◆ Set task:
Your task is to repeat the entries exactly. Leave the pictures out.

◆ Supplied data:
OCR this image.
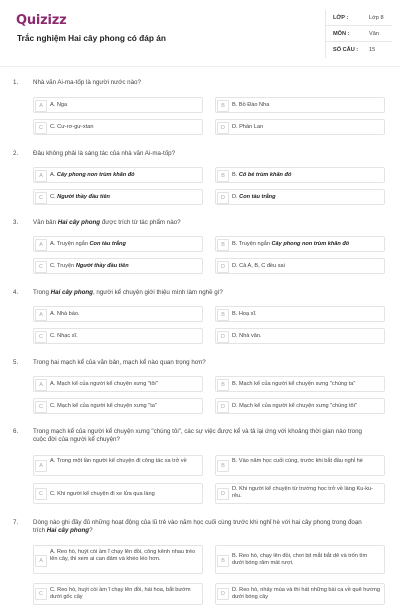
Quizizz
Trắc nghiệm Hai cây phong có đáp án
LỚP :	Lớp 8
MÔN :	Văn
SỐ CÂU : 15
1. Nhà văn Ai-ma-tốp là người nước nào?
A	A. Nga	B	B. Bồ Đào Nha
C	C. Cư-rơ-gư-xtan	D	D. Phần Lan
2. Đâu không phải là sáng tác của nhà văn Ai-ma-tốp?
A	A. Cây phong non trùm khăn đỏ	B	B. Cô bé trùm khăn đỏ
C	C. Người thầy đầu tiên	D	D. Con tàu trắng
3. Văn bản Hai cây phong được trích từ tác phẩm nào?
A	A. Truyện ngắn Con tàu trắng	B	B. Truyện ngắn Cây phong non trùm khăn đỏ
C	C. Truyện Người thầy đầu tiên	D	D. Cả A, B, C đều sai
4. Trong Hai cây phong, người kể chuyện giới thiệu mình làm nghề gì?
A	A. Nhà báo.	B	B. Hoạ sĩ.
C	C. Nhạc sĩ.	D	D. Nhà văn.
5. Trong hai mạch kể của văn bản, mạch kể nào quan trọng hơn?
A	A. Mạch kể của người kể chuyện xưng "tôi"	B	B. Mạch kể của người kể chuyện xưng "chúng ta"
C	C. Mạch kể của người kể chuyện xưng "ta"	D	D. Mạch kể của người kể chuyện xưng "chúng tôi"
6. Trong mạch kể của người kể chuyện xưng "chúng tôi", các sự việc được kể và tả lại ứng với khoảng thời gian nào trong cuộc đời của người kể chuyện?
A
A. Trong một lần người kể chuyện đi công tác xa trở về
B
B. Vào năm học cuối cùng, trước khi bắt đầu nghỉ hè
C	C. Khi người kể chuyện đi xe lửa qua làng	D
D. Khi người kể chuyện từ trường học trở về làng Ku-ku-rêu.
7. Dòng nào ghi đầy đủ những hoạt động của lũ trẻ vào năm học cuối cùng trước khi nghỉ hè với hai cây phong trong đoạn trích Hai cây phong?
A
A. Reo hò, huýt còi ầm ĩ chạy lên đồi, công kênh nhau trèo lên cây, thi xem ai can đảm và khéo léo hơn.	B
B. Reo hò, chạy lên đồi, chơi bịt mắt bắt dê và trốn tìm dưới bóng râm mát rượi.
C
C. Reo hò, huýt còi ầm ĩ chạy lên đồi, hái hoa, bắt bướm dưới gốc cây
D
D. Reo hò, nhảy múa và thi hát những bài ca về quê hương dưới bóng cây
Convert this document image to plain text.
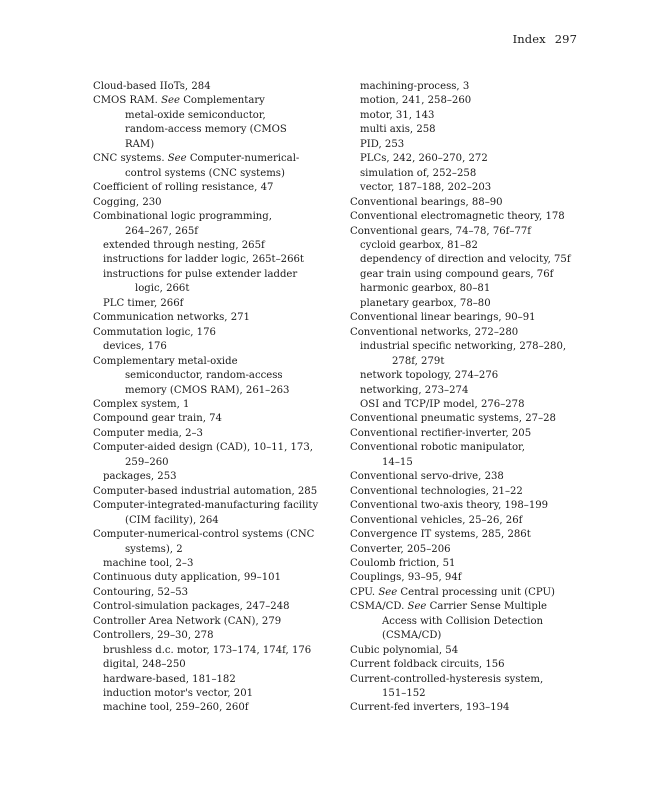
Index 297
Cloud-based IIoTs, 284
CMOS RAM. See Complementary
metal-oxide semiconductor,
random-access memory (CMOS
RAM)
CNC systems. See Computer-numerical-
control systems (CNC systems)
Coefficient of rolling resistance, 47
Cogging, 230
Combinational logic programming,
264–267, 265f
extended through nesting, 265f
instructions for ladder logic, 265t–266t
instructions for pulse extender ladder
logic, 266t
PLC timer, 266f
Communication networks, 271
Commutation logic, 176
devices, 176
Complementary metal-oxide
semiconductor, random-access
memory (CMOS RAM), 261–263
Complex system, 1
Compound gear train, 74
Computer media, 2–3
Computer-aided design (CAD), 10–11, 173,
259–260
packages, 253
Computer-based industrial automation, 285
Computer-integrated-manufacturing facility
(CIM facility), 264
Computer-numerical-control systems (CNC
systems), 2
machine tool, 2–3
Continuous duty application, 99–101
Contouring, 52–53
Control-simulation packages, 247–248
Controller Area Network (CAN), 279
Controllers, 29–30, 278
brushless d.c. motor, 173–174, 174f, 176
digital, 248–250
hardware-based, 181–182
induction motor's vector, 201
machine tool, 259–260, 260f
machining-process, 3
motion, 241, 258–260
motor, 31, 143
multi axis, 258
PID, 253
PLCs, 242, 260–270, 272
simulation of, 252–258
vector, 187–188, 202–203
Conventional bearings, 88–90
Conventional electromagnetic theory, 178
Conventional gears, 74–78, 76f–77f
cycloid gearbox, 81–82
dependency of direction and velocity, 75f
gear train using compound gears, 76f
harmonic gearbox, 80–81
planetary gearbox, 78–80
Conventional linear bearings, 90–91
Conventional networks, 272–280
industrial specific networking, 278–280,
278f, 279t
network topology, 274–276
networking, 273–274
OSI and TCP/IP model, 276–278
Conventional pneumatic systems, 27–28
Conventional rectifier-inverter, 205
Conventional robotic manipulator,
14–15
Conventional servo-drive, 238
Conventional technologies, 21–22
Conventional two-axis theory, 198–199
Conventional vehicles, 25–26, 26f
Convergence IT systems, 285, 286t
Converter, 205–206
Coulomb friction, 51
Couplings, 93–95, 94f
CPU. See Central processing unit (CPU)
CSMA/CD. See Carrier Sense Multiple
Access with Collision Detection
(CSMA/CD)
Cubic polynomial, 54
Current foldback circuits, 156
Current-controlled-hysteresis system,
151–152
Current-fed inverters, 193–194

◆ Worked solution:
OCR this image.
Quizizz
Trắc nghiệm Hai cây phong có đáp án
LỚP :	Lớp 8
MÔN :	Văn
SỐ CÂU : 15
1. Nhà văn Ai-ma-tốp là người nước nào?
A	A. Nga	B	B. Bồ Đào Nha
C	C. Cư-rơ-gư-xtan	D	D. Phần Lan
2. Đâu không phải là sáng tác của nhà văn Ai-ma-tốp?
A	A. Cây phong non trùm khăn đỏ	B	B. Cô bé trùm khăn đỏ
C	C. Người thầy đầu tiên	D	D. Con tàu trắng
3. Văn bản Hai cây phong được trích từ tác phẩm nào?
A	A. Truyện ngắn Con tàu trắng	B	B. Truyện ngắn Cây phong non trùm khăn đỏ
C	C. Truyện Người thầy đầu tiên	D	D. Cả A, B, C đều sai
4. Trong Hai cây phong, người kể chuyện giới thiệu mình làm nghề gì?
A	A. Nhà báo.	B	B. Hoạ sĩ.
C	C. Nhạc sĩ.	D	D. Nhà văn.
5. Trong hai mạch kể của văn bản, mạch kể nào quan trọng hơn?
A	A. Mạch kể của người kể chuyện xưng "tôi"	B	B. Mạch kể của người kể chuyện xưng "chúng ta"
C	C. Mạch kể của người kể chuyện xưng "ta"	D	D. Mạch kể của người kể chuyện xưng "chúng tôi"
6. Trong mạch kể của người kể chuyện xưng "chúng tôi", các sự việc được kể và tả lại ứng với khoảng thời gian nào trong cuộc đời của người kể chuyện?
A
A. Trong một lần người kể chuyện đi công tác xa trở về
B
B. Vào năm học cuối cùng, trước khi bắt đầu nghỉ hè
C	C. Khi người kể chuyện đi xe lửa qua làng	D
D. Khi người kể chuyện từ trường học trở về làng Ku-ku-rêu.
7. Dòng nào ghi đầy đủ những hoạt động của lũ trẻ vào năm học cuối cùng trước khi nghỉ hè với hai cây phong trong đoạn trích Hai cây phong?
A
A. Reo hò, huýt còi ầm ĩ chạy lên đồi, công kênh nhau trèo lên cây, thi xem ai can đảm và khéo léo hơn.	B
B. Reo hò, chạy lên đồi, chơi bịt mắt bắt dê và trốn tìm dưới bóng râm mát rượi.
C
C. Reo hò, huýt còi ầm ĩ chạy lên đồi, hái hoa, bắt bướm dưới gốc cây
D
D. Reo hò, nhảy múa và thi hát những bài ca về quê hương dưới bóng cây
Convert this document image to plain text.
Index 297
Cloud-based IIoTs, 284
CMOS RAM. See Complementary
metal-oxide semiconductor,
random-access memory (CMOS
RAM)
CNC systems. See Computer-numerical-
control systems (CNC systems)
Coefficient of rolling resistance, 47
Cogging, 230
Combinational logic programming,
264–267, 265f
extended through nesting, 265f
instructions for ladder logic, 265t–266t
instructions for pulse extender ladder
logic, 266t
PLC timer, 266f
Communication networks, 271
Commutation logic, 176
devices, 176
Complementary metal-oxide
semiconductor, random-access
memory (CMOS RAM), 261–263
Complex system, 1
Compound gear train, 74
Computer media, 2–3
Computer-aided design (CAD), 10–11, 173,
259–260
packages, 253
Computer-based industrial automation, 285
Computer-integrated-manufacturing facility
(CIM facility), 264
Computer-numerical-control systems (CNC
systems), 2
machine tool, 2–3
Continuous duty application, 99–101
Contouring, 52–53
Control-simulation packages, 247–248
Controller Area Network (CAN), 279
Controllers, 29–30, 278
brushless d.c. motor, 173–174, 174f, 176
digital, 248–250
hardware-based, 181–182
induction motor's vector, 201
machine tool, 259–260, 260f
machining-process, 3
motion, 241, 258–260
motor, 31, 143
multi axis, 258
PID, 253
PLCs, 242, 260–270, 272
simulation of, 252–258
vector, 187–188, 202–203
Conventional bearings, 88–90
Conventional electromagnetic theory, 178
Conventional gears, 74–78, 76f–77f
cycloid gearbox, 81–82
dependency of direction and velocity, 75f
gear train using compound gears, 76f
harmonic gearbox, 80–81
planetary gearbox, 78–80
Conventional linear bearings, 90–91
Conventional networks, 272–280
industrial specific networking, 278–280,
278f, 279t
network topology, 274–276
networking, 273–274
OSI and TCP/IP model, 276–278
Conventional pneumatic systems, 27–28
Conventional rectifier-inverter, 205
Conventional robotic manipulator,
14–15
Conventional servo-drive, 238
Conventional technologies, 21–22
Conventional two-axis theory, 198–199
Conventional vehicles, 25–26, 26f
Convergence IT systems, 285, 286t
Converter, 205–206
Coulomb friction, 51
Couplings, 93–95, 94f
CPU. See Central processing unit (CPU)
CSMA/CD. See Carrier Sense Multiple
Access with Collision Detection
(CSMA/CD)
Cubic polynomial, 54
Current foldback circuits, 156
Current-controlled-hysteresis system,
151–152
Current-fed inverters, 193–194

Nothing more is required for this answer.